**WORK TO DO**
Your answer is a single number: the count of lines that contain the string "content".

**RECORDED INFORMATION**
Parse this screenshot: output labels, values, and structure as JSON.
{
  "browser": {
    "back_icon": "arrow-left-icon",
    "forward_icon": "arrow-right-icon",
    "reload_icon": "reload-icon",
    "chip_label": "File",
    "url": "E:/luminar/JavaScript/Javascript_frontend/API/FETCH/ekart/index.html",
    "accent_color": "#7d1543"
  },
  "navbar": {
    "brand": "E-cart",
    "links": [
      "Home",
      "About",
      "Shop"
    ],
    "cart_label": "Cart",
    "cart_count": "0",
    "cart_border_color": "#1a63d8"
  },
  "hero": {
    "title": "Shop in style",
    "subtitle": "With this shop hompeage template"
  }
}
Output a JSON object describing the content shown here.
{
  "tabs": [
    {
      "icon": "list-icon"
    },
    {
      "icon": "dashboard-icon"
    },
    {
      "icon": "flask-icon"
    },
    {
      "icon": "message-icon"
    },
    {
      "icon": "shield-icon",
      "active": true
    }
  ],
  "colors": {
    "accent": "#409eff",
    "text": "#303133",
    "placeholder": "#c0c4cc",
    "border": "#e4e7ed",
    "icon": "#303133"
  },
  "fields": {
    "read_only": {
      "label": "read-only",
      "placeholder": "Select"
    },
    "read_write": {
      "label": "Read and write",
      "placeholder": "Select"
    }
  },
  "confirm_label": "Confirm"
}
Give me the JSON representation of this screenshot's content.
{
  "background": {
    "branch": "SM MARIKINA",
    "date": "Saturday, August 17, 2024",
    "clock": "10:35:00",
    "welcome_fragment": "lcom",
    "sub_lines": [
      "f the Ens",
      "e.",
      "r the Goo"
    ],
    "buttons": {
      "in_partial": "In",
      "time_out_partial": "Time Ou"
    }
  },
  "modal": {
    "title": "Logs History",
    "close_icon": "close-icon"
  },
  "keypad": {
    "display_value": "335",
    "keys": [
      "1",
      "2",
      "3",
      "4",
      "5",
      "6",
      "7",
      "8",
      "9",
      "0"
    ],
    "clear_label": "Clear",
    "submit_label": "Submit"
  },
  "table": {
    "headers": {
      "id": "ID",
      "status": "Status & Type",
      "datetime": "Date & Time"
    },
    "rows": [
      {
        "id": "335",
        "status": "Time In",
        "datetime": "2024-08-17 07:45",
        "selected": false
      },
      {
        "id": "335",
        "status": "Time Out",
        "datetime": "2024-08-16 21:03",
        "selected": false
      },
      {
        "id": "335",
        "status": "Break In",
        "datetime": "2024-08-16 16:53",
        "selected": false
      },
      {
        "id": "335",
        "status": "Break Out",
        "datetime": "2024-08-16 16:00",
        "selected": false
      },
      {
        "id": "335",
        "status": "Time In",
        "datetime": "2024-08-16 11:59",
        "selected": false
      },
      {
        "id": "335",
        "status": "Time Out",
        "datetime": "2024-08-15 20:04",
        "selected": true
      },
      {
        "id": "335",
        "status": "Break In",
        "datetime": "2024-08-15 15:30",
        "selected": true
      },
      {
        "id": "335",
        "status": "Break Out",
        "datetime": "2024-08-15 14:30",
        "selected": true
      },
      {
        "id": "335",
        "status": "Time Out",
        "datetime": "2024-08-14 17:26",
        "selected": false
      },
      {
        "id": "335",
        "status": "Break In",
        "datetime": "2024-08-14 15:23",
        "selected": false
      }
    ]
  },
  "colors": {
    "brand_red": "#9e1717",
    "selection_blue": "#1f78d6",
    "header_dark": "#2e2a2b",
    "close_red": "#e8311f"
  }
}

**SOLUTION FOR THIS EXERCISE**
2